EXCERPT TO READ -
========
Optimizing production throughput by leveraging dual-lane dispensing
BY S.J. ADAMSON
The widely expanding use of solder bumped area array packages, such as flip chip and chip scale packaging (CSP), has driven change across many of the fundamental processes used in electronics production. The dispensing of underfill encapsulant between the die and the substrate is one of the critical arenas that recently has received attention and has undergone significant process development. Over a period of time, underfill dispensing techniques have continuously matured and adapted to meet overall production requirements, steadily increasing in accuracy, repeatability and speed.
In a complex production environment, the maturation of each individual operation cannot occur in isolation. As the speed, efficiency and throughput rates improve for any particular point in the production line, it is important to continually reevaluate how to adjust other parameters to maintain optimal overall production flow rates. For example, the dramatic increases in underfill dispensing speed during the past few years have now shifted the bottleneck in the process to the time that it takes for the encapsulant to flow out beneath the die.
While some industry observers maintain that underfill dispensing is an inherently slow process, it is important to understand the difference between dispense and flow-out time. Dispensing is the time taken to put the fluid down and flow out refers to the time for the fluid to be drawn under the die by capillary action and flow out at the opposite end of the die. New advances in the workflow process are now being used to dramatically boost sustained dispensing speeds. By systematically supplying more parts to the work envelope and programming a system for efficient multi-pass dispensing for parts simultaneously traveling on two parallel lanes, it is possible to achieve higher dispensing speeds.
The Growing Importance of Underfill Processes
To achieve higher input/output (I/O) densities, smaller package sizes and lower cost for high-volume production, solder bump arrays have rapidly transitioned from relatively exotic processes just a few years ago into widely used mainstream technologies today. A significant percentage of high-performance microprocessor designs now use flip chip technology to meet increasing I/O requirements. Similarly, the whole spectrum of today's miniaturized and portable electronics products, such as cellular phones, personal digital assistants (PDAs), video cameras, global positioning satellites and more, are all dependent upon flip chip and CSP technologies to achieve ultra-small size and weight specifications.
In addition to providing higher circuit densities and packing more functionality into very compact packages, flip chip and CSP techniques can also deliver consistently higher reliability and longer product life if the production processes are properly defined and controlled. As solder bump designs and production techniques have matured, underfill encapsulation has become one of the standard processes for ensuring high levels of product reliability.
========
DATA TO PROCESS -
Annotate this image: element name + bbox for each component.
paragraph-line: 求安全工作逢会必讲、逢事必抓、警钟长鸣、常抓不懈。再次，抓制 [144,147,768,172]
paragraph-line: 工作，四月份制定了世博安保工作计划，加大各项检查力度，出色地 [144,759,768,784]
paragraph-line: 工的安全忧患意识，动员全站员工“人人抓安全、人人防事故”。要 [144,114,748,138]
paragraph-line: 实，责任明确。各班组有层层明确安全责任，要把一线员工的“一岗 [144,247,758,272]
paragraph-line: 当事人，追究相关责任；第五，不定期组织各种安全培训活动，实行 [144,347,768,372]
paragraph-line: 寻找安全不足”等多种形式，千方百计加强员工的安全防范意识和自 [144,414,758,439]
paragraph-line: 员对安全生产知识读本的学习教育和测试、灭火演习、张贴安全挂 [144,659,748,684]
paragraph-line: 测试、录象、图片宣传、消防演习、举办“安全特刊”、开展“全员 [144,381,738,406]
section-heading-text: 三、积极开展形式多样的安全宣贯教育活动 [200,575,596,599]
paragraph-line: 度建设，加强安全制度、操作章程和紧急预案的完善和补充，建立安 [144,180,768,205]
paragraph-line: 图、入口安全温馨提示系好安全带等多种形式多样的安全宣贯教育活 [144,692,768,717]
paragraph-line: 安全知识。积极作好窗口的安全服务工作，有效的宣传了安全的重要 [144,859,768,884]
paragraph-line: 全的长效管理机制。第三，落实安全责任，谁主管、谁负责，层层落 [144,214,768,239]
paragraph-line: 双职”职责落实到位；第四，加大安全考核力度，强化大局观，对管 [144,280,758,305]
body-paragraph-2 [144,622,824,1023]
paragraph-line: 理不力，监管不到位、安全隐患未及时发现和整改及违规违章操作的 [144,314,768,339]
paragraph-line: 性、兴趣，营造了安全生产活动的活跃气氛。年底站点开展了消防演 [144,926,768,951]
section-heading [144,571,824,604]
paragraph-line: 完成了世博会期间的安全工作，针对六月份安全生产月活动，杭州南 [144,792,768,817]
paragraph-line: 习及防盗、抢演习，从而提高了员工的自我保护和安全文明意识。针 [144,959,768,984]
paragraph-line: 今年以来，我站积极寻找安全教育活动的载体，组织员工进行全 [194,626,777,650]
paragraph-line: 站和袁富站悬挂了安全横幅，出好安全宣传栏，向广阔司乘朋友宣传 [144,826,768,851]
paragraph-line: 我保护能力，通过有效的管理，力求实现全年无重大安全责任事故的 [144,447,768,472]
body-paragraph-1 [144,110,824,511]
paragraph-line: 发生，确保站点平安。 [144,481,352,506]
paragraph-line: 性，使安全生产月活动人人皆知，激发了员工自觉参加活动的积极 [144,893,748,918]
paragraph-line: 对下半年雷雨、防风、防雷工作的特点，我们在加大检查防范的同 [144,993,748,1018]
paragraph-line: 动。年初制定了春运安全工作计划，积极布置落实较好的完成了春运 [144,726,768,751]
========
SET TASKS -
A. Lay out the rows from the first one through the row containing "paragraph-line: 员对安全生产知识读本的学习教育和测试、灭火演习、张贴安全挂 [144,659,748,684]", both included, as a Markdown table with the columns No. and Line, leaving out any blank lines.
B. Proceed with the article on underfill dispensing, picking up after its final paragraph.
The article and the rows are unrelated material.

ANSWERS FOR THIS EXERCISE -
A.
| No. | Line |
|---|---|
| 1 | Annotate this image: element name + bbox for each component. |
| 2 | paragraph-line: 求安全工作逢会必讲、逢事必抓、警钟长鸣、常抓不懈。再次，抓制 [144,147,768,172] |
| 3 | paragraph-line: 工作，四月份制定了世博安保工作计划，加大各项检查力度，出色地 [144,759,768,784] |
| 4 | paragraph-line: 工的安全忧患意识，动员全站员工“人人抓安全、人人防事故”。要 [144,114,748,138] |
| 5 | paragraph-line: 实，责任明确。各班组有层层明确安全责任，要把一线员工的“一岗 [144,247,758,272] |
| 6 | paragraph-line: 当事人，追究相关责任；第五，不定期组织各种安全培训活动，实行 [144,347,768,372] |
| 7 | paragraph-line: 寻找安全不足”等多种形式，千方百计加强员工的安全防范意识和自 [144,414,758,439] |
| 8 | paragraph-line: 员对安全生产知识读本的学习教育和测试、灭火演习、张贴安全挂 [144,659,748,684] |

B.
A well-controlled underfill process can significantly improve product reliability by adhering equally to all surfaces under the die and effectively distributing the stresses created by the coefficient of thermal expansion (CTE) mismatch between the die and the substrate. This minimizes the stress on individual solder bump joints, which are inherently the weakest points in a non-underfilled structure, thereby increasing thermal fatigue life. The underfill also protects the solder joints from transient mechanical shock. In addition, the presence of a uniform voidless underfill between the die and substrate has been shown to provide an improved level of environmental protection.1
The underfill dispensing process fits well into the overall production flow after the reflow soldering step, thereby enabling all upstream and downstream processes to proceed without unusual delays. Because the dispensing step comes after reflow, some manufacturers choose to insert an electrical testing step before underfill encapsulation in case they need to rework a component.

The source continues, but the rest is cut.